### Given task
Reproduce each line from the records that holds "kind".

### Raw data
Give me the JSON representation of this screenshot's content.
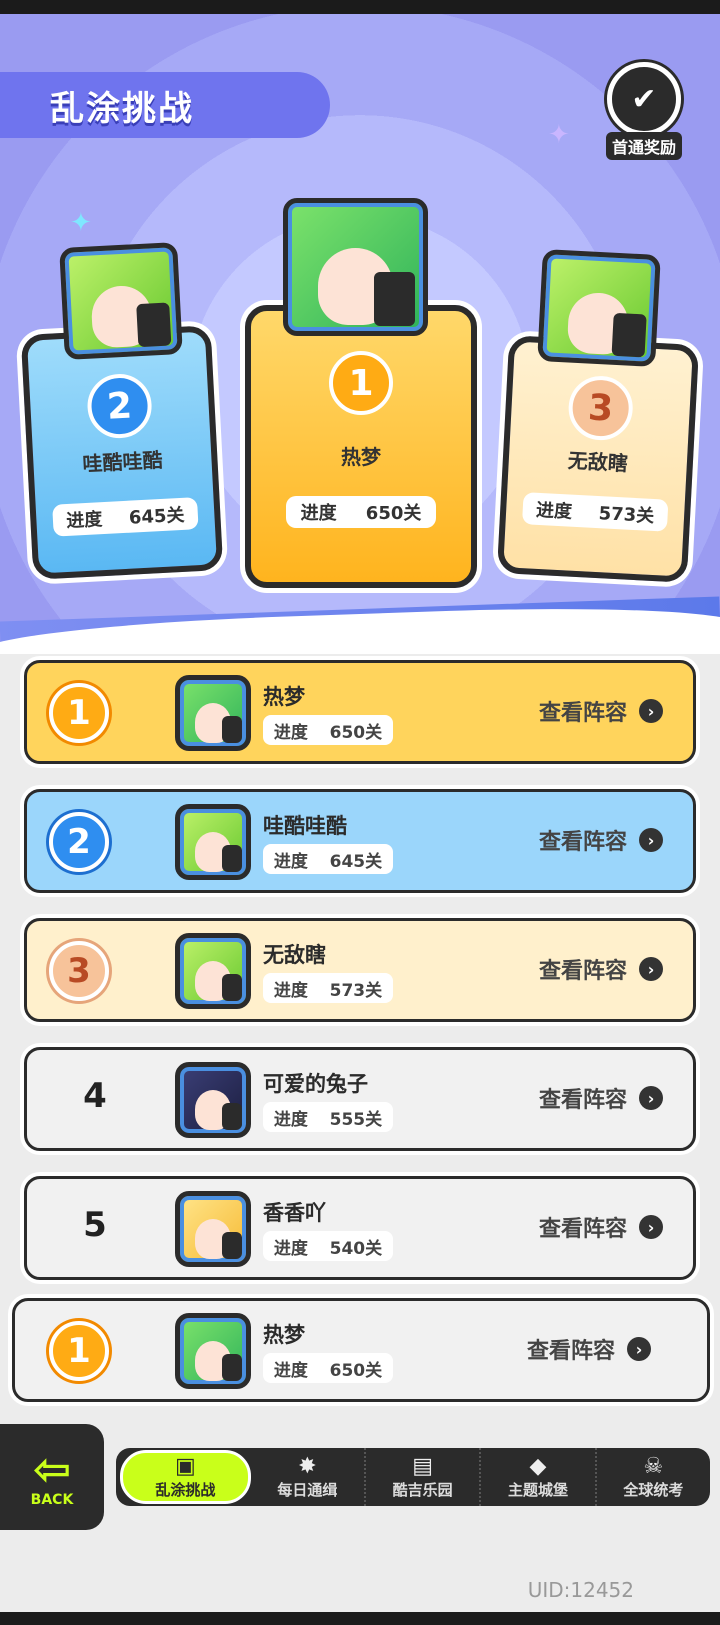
{
  "header": {
    "title": "乱涂挑战",
    "first_reward_label": "首通奖励"
  },
  "podium": [
    {
      "rank": "2",
      "name": "哇酷哇酷",
      "progress_label": "进度",
      "progress_value": "645关"
    },
    {
      "rank": "1",
      "name": "热梦",
      "progress_label": "进度",
      "progress_value": "650关"
    },
    {
      "rank": "3",
      "name": "无敌瞎",
      "progress_label": "进度",
      "progress_value": "573关"
    }
  ],
  "leaderboard": [
    {
      "rank": "1",
      "name": "热梦",
      "progress_label": "进度",
      "progress_value": "650关",
      "action": "查看阵容"
    },
    {
      "rank": "2",
      "name": "哇酷哇酷",
      "progress_label": "进度",
      "progress_value": "645关",
      "action": "查看阵容"
    },
    {
      "rank": "3",
      "name": "无敌瞎",
      "progress_label": "进度",
      "progress_value": "573关",
      "action": "查看阵容"
    },
    {
      "rank": "4",
      "name": "可爱的兔子",
      "progress_label": "进度",
      "progress_value": "555关",
      "action": "查看阵容"
    },
    {
      "rank": "5",
      "name": "香香吖",
      "progress_label": "进度",
      "progress_value": "540关",
      "action": "查看阵容"
    }
  ],
  "my_rank": {
    "rank": "1",
    "name": "热梦",
    "progress_label": "进度",
    "progress_value": "650关",
    "action": "查看阵容"
  },
  "nav": {
    "back_label": "BACK",
    "tabs": [
      {
        "label": "乱涂挑战",
        "icon": "gamepad-icon"
      },
      {
        "label": "每日通缉",
        "icon": "wanted-icon"
      },
      {
        "label": "酷吉乐园",
        "icon": "console-icon"
      },
      {
        "label": "主题城堡",
        "icon": "castle-icon"
      },
      {
        "label": "全球统考",
        "icon": "skull-icon"
      }
    ]
  },
  "uid": "UID:12452",
  "colors": {
    "gold": "#ffd45c",
    "blue": "#9bd6fb",
    "bronze": "#fff0cc",
    "accent_green": "#c9ff1a",
    "title_purple": "#6f74ee"
  }
}
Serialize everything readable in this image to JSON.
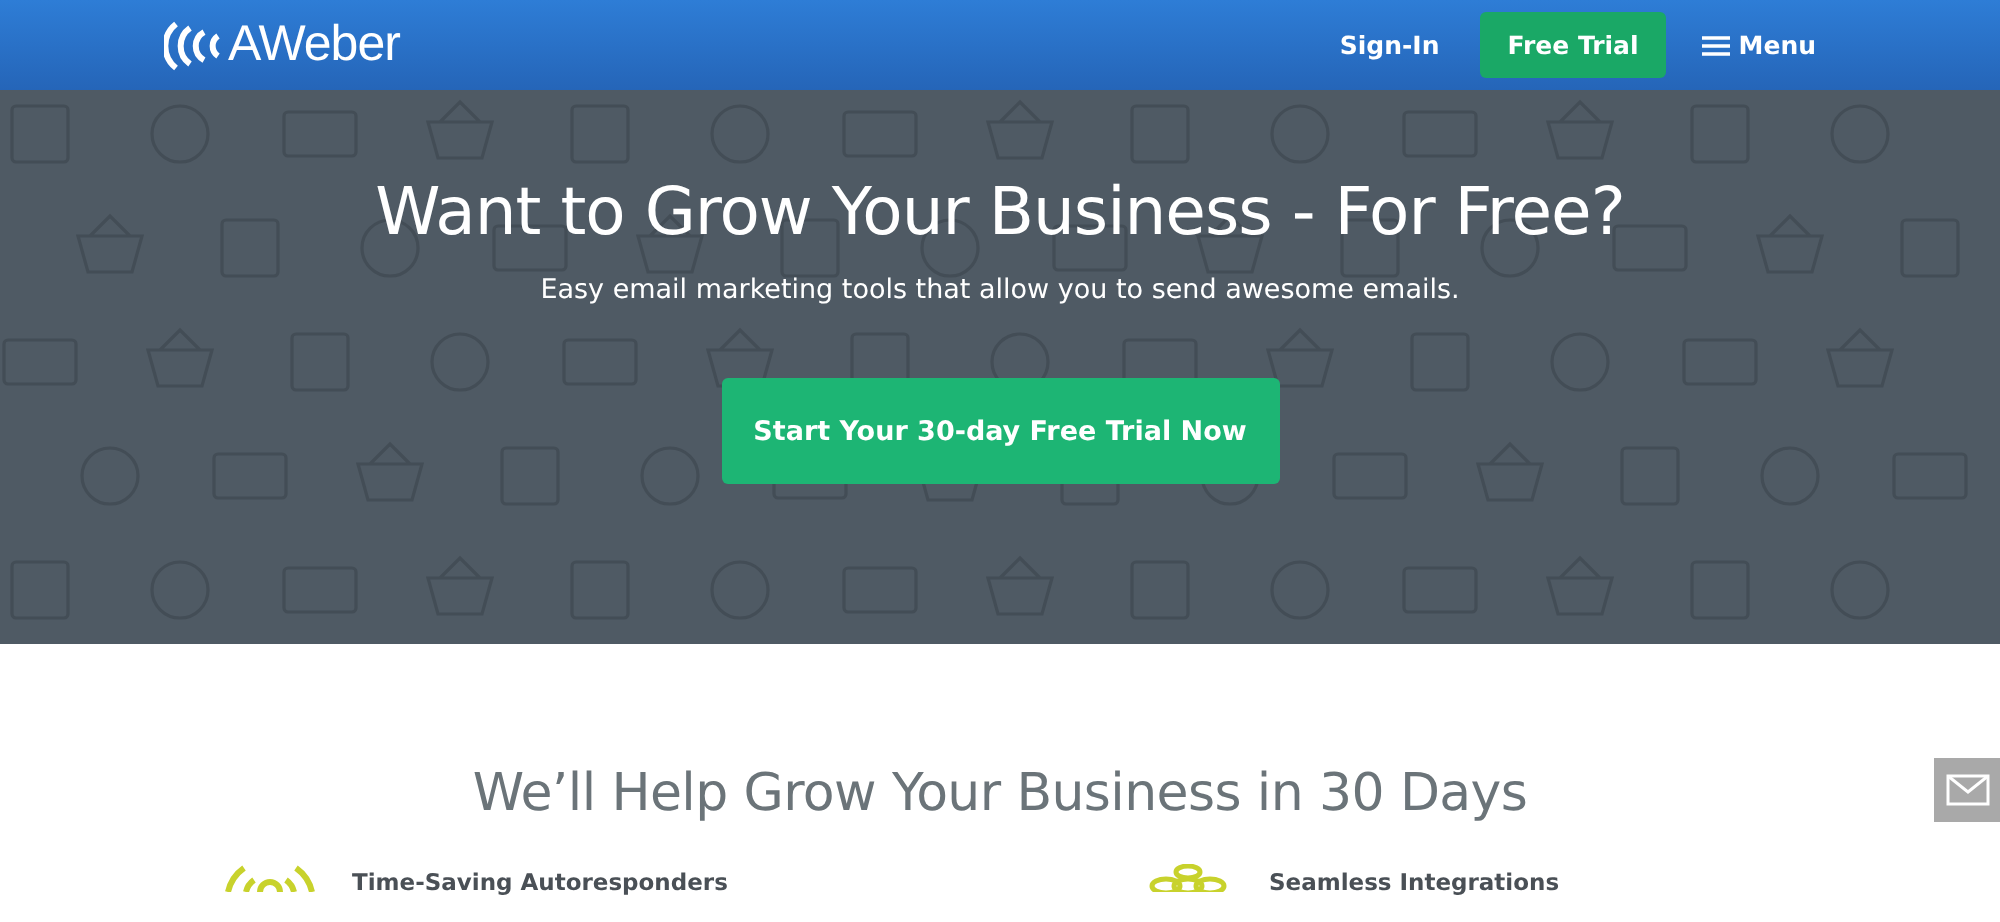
{
  "header": {
    "logo": "AWeber",
    "nav": [
      {
        "kind": "link",
        "label": "Sign-In"
      },
      {
        "kind": "button",
        "label": "Free Trial"
      },
      {
        "kind": "menu",
        "label": "Menu"
      }
    ]
  },
  "hero": {
    "title": "Want to Grow Your Business - For Free?",
    "subtitle": "Easy email marketing tools that allow you to send awesome emails.",
    "cta": "Start Your 30-day Free Trial Now"
  },
  "section": {
    "title": "We’ll Help Grow Your Business in 30 Days",
    "features": [
      {
        "kind": "autoresponder",
        "title": "Time-Saving Autoresponders"
      },
      {
        "kind": "integration",
        "title": "Seamless Integrations"
      }
    ]
  }
}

### Solution for this exercise
        "kind": "link",
        "kind": "button",
        "kind": "menu",
        "kind": "autoresponder",
        "kind": "integration",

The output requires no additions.